Scan the data that follows and count the lines with the string "Stage"; answer with the count alone.

===============

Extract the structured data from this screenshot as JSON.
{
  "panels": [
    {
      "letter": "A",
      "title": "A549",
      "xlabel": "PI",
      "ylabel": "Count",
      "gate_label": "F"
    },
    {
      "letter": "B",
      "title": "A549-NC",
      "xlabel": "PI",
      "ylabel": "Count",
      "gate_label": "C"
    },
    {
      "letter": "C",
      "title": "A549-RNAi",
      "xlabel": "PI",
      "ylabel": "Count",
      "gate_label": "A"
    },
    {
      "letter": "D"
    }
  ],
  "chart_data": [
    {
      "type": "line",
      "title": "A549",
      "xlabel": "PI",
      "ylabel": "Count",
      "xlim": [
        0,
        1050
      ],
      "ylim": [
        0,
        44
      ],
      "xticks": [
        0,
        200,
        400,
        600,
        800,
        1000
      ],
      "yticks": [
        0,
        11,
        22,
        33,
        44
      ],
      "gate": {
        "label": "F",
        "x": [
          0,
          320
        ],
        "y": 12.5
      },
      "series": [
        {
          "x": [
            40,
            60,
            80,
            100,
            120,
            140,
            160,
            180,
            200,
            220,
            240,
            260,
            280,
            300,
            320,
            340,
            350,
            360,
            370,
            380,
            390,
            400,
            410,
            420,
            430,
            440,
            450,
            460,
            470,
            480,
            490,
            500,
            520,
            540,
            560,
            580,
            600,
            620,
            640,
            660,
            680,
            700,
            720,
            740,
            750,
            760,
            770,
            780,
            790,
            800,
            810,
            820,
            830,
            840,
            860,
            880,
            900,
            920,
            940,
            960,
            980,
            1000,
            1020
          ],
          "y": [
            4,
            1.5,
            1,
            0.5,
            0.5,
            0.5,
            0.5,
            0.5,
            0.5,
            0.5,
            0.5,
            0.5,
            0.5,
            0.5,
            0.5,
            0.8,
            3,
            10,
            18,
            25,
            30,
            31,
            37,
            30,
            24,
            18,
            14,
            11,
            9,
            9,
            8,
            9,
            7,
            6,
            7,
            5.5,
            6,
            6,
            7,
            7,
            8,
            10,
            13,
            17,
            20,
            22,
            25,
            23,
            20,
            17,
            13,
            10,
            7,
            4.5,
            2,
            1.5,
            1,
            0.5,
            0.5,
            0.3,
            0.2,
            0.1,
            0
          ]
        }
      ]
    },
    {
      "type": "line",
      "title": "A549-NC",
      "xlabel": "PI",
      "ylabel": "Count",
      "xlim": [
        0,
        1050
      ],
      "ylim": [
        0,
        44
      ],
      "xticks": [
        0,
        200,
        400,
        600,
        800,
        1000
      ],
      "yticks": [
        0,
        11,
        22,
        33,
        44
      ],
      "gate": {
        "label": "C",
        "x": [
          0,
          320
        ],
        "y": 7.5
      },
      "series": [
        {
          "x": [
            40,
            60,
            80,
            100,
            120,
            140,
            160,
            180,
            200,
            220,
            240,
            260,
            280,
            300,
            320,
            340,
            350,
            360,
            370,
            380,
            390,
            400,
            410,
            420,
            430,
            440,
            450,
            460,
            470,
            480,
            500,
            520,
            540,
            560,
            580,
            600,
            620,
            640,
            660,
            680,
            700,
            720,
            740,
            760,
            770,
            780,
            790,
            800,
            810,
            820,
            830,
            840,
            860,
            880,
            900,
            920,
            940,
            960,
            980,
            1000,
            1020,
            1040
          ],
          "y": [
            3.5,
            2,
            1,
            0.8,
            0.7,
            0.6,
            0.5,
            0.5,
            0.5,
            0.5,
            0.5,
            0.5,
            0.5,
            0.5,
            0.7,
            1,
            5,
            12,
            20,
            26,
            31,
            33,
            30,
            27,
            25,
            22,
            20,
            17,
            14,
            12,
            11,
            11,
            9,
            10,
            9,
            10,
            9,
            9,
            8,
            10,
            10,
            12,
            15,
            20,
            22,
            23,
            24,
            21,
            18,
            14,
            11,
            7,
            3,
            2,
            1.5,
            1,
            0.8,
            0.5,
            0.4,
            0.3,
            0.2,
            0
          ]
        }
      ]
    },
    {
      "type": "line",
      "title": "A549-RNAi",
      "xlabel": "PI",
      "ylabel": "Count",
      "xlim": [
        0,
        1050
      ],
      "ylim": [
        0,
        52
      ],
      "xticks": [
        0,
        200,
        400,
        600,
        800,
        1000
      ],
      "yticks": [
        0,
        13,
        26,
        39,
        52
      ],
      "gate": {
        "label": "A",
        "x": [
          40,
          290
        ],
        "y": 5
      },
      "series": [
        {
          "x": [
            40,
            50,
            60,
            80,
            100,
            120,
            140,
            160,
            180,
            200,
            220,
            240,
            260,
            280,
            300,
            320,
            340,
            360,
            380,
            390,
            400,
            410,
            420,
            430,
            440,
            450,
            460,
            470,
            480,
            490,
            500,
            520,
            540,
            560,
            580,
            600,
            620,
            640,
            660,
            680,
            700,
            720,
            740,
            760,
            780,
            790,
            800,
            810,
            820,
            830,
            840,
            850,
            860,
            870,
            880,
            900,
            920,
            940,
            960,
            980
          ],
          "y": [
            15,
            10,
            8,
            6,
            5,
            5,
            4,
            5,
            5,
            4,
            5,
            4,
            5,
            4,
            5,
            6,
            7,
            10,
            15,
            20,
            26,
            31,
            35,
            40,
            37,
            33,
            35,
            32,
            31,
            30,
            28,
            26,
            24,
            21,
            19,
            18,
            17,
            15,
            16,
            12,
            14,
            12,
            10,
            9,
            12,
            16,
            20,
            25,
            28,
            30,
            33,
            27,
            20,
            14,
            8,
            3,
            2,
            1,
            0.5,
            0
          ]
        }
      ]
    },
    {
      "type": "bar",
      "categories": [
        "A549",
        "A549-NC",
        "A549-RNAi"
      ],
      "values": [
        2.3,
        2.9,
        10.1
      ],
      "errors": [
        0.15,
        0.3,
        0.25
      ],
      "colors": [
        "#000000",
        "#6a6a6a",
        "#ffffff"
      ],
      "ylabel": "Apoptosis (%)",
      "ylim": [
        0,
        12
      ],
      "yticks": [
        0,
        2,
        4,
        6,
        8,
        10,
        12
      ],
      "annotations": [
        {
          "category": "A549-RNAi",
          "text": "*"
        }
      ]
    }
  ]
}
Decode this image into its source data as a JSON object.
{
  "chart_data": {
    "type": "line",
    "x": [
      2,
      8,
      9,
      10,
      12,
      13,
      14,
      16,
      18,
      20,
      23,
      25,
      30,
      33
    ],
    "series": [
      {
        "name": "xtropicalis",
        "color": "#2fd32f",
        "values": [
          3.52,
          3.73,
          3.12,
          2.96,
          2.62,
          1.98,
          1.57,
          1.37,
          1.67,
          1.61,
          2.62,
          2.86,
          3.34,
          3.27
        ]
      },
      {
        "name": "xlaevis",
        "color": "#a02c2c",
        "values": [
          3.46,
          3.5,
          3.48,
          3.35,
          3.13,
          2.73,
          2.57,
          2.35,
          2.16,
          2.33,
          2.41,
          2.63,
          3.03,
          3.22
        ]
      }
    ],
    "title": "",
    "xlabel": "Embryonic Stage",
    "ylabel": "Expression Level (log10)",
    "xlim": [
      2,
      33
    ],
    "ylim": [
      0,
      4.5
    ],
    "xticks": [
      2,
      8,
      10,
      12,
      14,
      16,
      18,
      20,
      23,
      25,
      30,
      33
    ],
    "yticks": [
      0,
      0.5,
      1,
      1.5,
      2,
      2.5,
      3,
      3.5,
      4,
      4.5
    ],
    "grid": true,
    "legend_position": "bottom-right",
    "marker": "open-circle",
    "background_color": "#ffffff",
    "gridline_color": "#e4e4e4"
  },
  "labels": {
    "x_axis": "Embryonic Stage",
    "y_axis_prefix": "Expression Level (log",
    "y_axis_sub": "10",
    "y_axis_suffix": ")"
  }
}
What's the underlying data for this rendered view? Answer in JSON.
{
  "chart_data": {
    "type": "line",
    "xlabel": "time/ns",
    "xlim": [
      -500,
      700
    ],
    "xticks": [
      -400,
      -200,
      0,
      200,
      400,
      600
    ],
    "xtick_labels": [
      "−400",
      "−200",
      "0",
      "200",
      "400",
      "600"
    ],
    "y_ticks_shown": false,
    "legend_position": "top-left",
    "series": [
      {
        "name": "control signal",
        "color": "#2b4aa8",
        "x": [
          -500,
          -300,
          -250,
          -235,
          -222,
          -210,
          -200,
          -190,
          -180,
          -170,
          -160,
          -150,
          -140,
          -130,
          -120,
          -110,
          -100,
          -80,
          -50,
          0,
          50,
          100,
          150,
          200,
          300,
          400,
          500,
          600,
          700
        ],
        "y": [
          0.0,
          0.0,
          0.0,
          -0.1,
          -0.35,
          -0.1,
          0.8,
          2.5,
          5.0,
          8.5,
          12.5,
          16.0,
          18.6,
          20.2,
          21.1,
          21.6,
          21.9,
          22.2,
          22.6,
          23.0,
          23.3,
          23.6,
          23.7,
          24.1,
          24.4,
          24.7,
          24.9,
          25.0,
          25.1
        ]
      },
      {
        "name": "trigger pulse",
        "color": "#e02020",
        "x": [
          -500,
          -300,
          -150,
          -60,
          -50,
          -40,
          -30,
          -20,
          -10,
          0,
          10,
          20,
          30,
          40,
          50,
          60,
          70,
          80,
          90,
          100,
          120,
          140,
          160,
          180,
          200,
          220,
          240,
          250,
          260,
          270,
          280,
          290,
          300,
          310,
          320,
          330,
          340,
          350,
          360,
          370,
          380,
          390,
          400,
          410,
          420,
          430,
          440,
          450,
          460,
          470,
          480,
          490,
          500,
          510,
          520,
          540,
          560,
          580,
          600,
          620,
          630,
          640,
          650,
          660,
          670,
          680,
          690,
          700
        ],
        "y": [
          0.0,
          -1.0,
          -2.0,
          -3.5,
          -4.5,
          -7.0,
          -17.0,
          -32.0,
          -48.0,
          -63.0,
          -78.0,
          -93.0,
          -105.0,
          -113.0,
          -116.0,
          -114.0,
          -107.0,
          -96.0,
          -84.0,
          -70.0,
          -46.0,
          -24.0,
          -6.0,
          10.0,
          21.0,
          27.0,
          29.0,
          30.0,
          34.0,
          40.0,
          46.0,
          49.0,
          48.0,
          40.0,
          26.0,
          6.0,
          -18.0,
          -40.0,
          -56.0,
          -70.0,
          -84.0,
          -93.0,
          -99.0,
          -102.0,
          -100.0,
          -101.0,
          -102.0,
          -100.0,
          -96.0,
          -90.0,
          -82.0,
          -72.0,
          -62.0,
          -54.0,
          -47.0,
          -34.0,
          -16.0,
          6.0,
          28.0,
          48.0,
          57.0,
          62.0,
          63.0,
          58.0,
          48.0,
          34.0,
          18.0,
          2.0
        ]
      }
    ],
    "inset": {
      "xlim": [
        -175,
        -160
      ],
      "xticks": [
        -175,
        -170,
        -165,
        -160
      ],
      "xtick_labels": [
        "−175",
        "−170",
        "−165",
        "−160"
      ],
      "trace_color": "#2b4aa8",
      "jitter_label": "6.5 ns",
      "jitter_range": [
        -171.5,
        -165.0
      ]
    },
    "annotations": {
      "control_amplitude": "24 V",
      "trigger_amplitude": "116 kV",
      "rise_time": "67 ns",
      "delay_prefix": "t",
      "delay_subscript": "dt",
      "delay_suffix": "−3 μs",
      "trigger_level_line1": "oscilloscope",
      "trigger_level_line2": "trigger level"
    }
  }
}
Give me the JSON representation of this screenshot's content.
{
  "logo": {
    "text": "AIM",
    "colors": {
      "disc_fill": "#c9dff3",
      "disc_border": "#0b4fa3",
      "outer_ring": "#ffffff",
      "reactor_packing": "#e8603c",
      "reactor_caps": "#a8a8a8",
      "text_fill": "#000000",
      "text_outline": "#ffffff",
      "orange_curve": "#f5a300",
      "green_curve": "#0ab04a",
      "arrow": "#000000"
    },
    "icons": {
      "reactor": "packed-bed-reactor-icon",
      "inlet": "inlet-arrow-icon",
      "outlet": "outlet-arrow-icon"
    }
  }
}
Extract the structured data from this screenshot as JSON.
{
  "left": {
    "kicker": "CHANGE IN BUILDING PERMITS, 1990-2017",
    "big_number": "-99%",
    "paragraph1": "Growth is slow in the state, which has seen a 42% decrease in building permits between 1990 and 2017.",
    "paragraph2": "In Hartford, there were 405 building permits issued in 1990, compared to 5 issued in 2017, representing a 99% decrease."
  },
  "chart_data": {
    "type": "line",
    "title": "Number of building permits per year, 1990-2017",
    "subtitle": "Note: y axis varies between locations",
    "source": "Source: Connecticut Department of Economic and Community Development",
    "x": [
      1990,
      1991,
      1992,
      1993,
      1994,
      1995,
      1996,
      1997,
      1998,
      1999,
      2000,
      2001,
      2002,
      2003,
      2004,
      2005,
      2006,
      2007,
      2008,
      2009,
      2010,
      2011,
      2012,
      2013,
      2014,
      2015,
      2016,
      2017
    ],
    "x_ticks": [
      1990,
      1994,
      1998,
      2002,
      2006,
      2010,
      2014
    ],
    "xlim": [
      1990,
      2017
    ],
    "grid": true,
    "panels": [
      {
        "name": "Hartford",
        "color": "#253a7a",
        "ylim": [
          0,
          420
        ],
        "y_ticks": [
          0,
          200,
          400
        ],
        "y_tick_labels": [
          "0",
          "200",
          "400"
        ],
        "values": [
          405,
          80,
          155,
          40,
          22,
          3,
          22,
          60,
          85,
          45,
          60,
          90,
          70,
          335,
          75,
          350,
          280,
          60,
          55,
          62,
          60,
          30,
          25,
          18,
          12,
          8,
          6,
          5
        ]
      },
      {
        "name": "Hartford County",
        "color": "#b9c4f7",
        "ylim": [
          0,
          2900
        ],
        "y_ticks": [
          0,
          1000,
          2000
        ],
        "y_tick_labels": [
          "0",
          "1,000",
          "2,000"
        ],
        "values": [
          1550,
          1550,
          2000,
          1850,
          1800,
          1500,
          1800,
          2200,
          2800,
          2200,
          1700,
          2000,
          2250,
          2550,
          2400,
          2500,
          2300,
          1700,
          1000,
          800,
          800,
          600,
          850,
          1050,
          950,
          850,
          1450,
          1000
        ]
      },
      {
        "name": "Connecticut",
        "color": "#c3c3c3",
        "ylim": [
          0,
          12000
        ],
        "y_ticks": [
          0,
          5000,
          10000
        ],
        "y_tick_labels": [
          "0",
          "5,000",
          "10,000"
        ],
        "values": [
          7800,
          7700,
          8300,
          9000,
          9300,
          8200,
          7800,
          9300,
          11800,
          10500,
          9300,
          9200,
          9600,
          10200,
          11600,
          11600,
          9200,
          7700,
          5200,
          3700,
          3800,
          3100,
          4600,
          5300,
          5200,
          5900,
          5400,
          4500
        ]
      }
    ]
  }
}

===============

**Solution to this exercise:**
2